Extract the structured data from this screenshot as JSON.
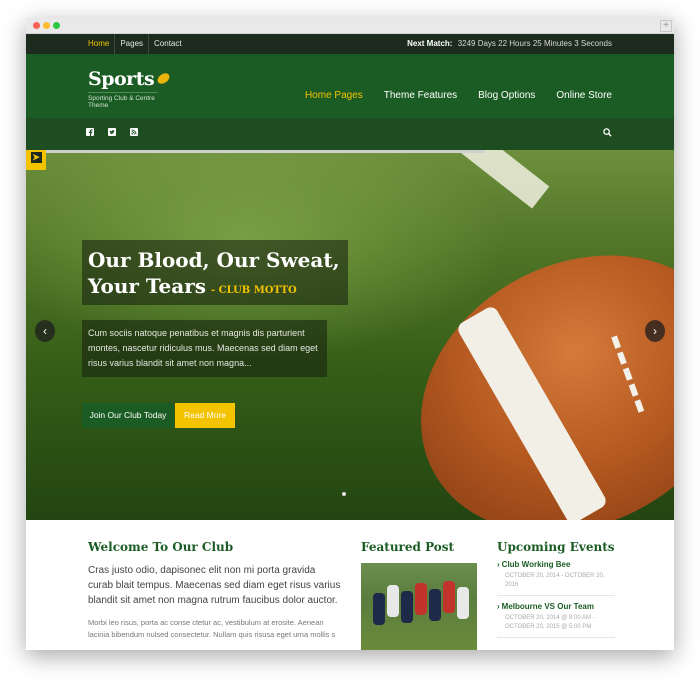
{
  "topbar": {
    "nav": [
      "Home",
      "Pages",
      "Contact"
    ],
    "next_match_label": "Next Match:",
    "countdown": "3249 Days 22 Hours 25 Minutes 3 Seconds"
  },
  "header": {
    "logo_title": "Sports",
    "logo_tagline": "Sporting Club & Centre Theme",
    "nav": [
      "Home Pages",
      "Theme Features",
      "Blog Options",
      "Online Store"
    ]
  },
  "social": {
    "icons": [
      "facebook-icon",
      "twitter-icon",
      "rss-icon",
      "search-icon"
    ]
  },
  "hero": {
    "headline_line1": "Our Blood, Our Sweat,",
    "headline_line2": "Your Tears",
    "motto": "- CLUB MOTTO",
    "intro": "Cum sociis natoque penatibus et magnis dis parturient montes, nascetur ridiculus mus. Maecenas sed diam eget risus varius blandit sit amet non magna...",
    "join_button": "Join Our Club Today",
    "read_button": "Read More"
  },
  "welcome": {
    "title": "Welcome To Our Club",
    "lead": "Cras justo odio, dapisonec elit non mi porta gravida curab blait tempus. Maecenas sed diam eget risus varius blandit sit amet non magna rutrum faucibus dolor auctor.",
    "body": "Morbi leo risus, porta ac conse ctetur ac, vestibulum at erosite. Aenean lacinia bibendum nulsed consectetur. Nullam quis risusa eget urna mollis s"
  },
  "featured": {
    "title": "Featured Post"
  },
  "upcoming": {
    "title": "Upcoming Events",
    "events": [
      {
        "title": "Club Working Bee",
        "date": "OCTOBER 20, 2014 - OCTOBER 20, 2016"
      },
      {
        "title": "Melbourne VS Our Team",
        "date": "OCTOBER 20, 2014 @ 8:00 AM - OCTOBER 20, 2015 @ 5:00 PM"
      }
    ]
  },
  "colors": {
    "brand_green": "#1b5c24",
    "accent_yellow": "#f3c300",
    "topbar_dark": "#1c2b1e"
  }
}
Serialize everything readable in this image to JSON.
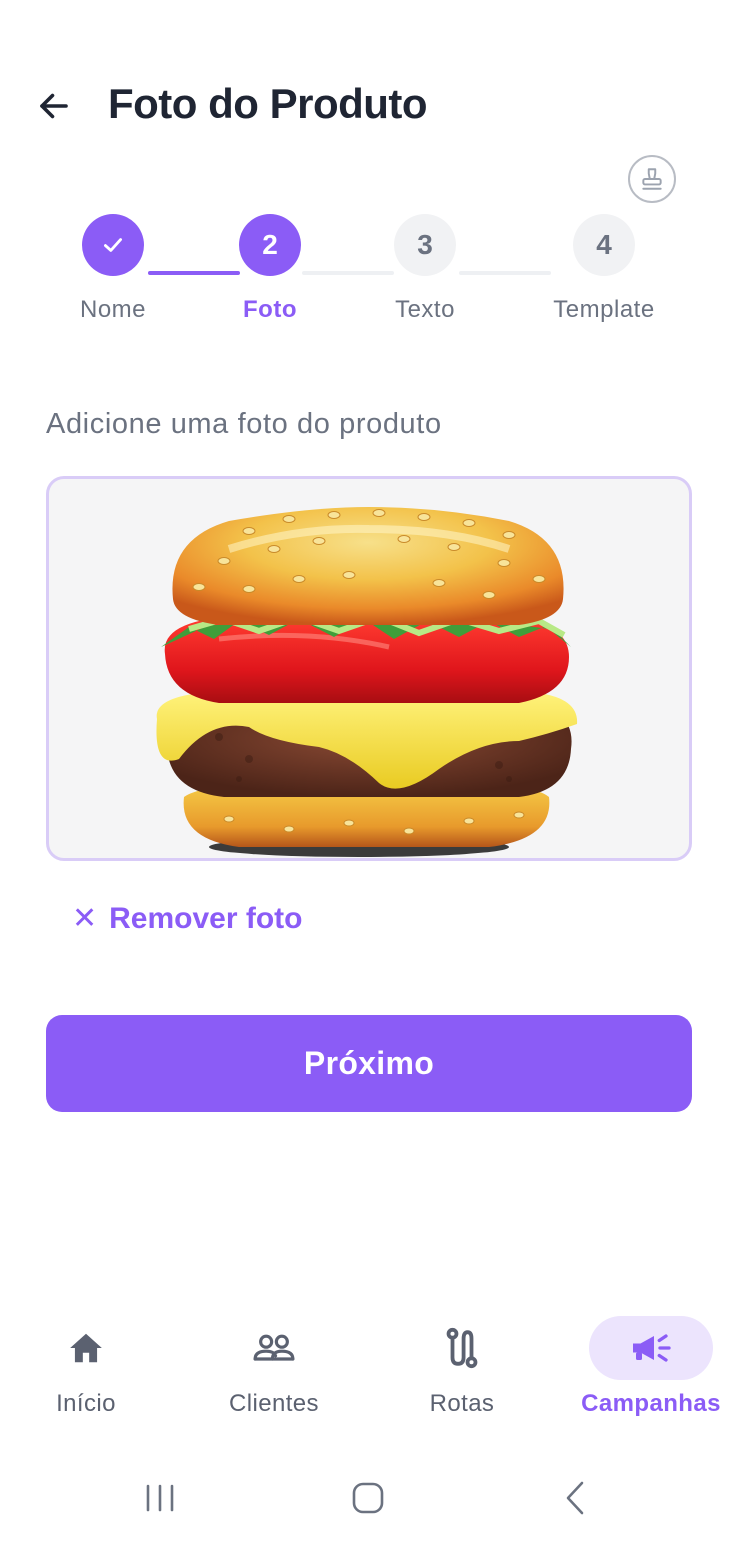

----------------------------------------

Problem to solve >>
Without the pictures, write out all of the material exactly.

Written answer >>
Extract the structured data from this screenshot as JSON.
{
  "topbar": {
    "nav": [
      "Home",
      "Pages",
      "Contact"
    ],
    "next_match_label": "Next Match:",
    "countdown": "3249 Days 22 Hours 25 Minutes 3 Seconds"
  },
  "header": {
    "logo_title": "Sports",
    "logo_tagline": "Sporting Club & Centre Theme",
    "nav": [
      "Home Pages",
      "Theme Features",
      "Blog Options",
      "Online Store"
    ]
  },
  "social": {
    "icons": [
      "facebook-icon",
      "twitter-icon",
      "rss-icon",
      "search-icon"
    ]
  },
  "hero": {
    "headline_line1": "Our Blood, Our Sweat,",
    "headline_line2": "Your Tears",
    "motto": "- CLUB MOTTO",
    "intro": "Cum sociis natoque penatibus et magnis dis parturient montes, nascetur ridiculus mus. Maecenas sed diam eget risus varius blandit sit amet non magna...",
    "join_button": "Join Our Club Today",
    "read_button": "Read More"
  },
  "welcome": {
    "title": "Welcome To Our Club",
    "lead": "Cras justo odio, dapisonec elit non mi porta gravida curab blait tempus. Maecenas sed diam eget risus varius blandit sit amet non magna rutrum faucibus dolor auctor.",
    "body": "Morbi leo risus, porta ac conse ctetur ac, vestibulum at erosite. Aenean lacinia bibendum nulsed consectetur. Nullam quis risusa eget urna mollis s"
  },
  "featured": {
    "title": "Featured Post"
  },
  "upcoming": {
    "title": "Upcoming Events",
    "events": [
      {
        "title": "Club Working Bee",
        "date": "OCTOBER 20, 2014 - OCTOBER 20, 2016"
      },
      {
        "title": "Melbourne VS Our Team",
        "date": "OCTOBER 20, 2014 @ 8:00 AM - OCTOBER 20, 2015 @ 5:00 PM"
      }
    ]
  },
  "colors": {
    "brand_green": "#1b5c24",
    "accent_yellow": "#f3c300",
    "topbar_dark": "#1c2b1e"
  }
}
Serialize everything readable in this image to JSON.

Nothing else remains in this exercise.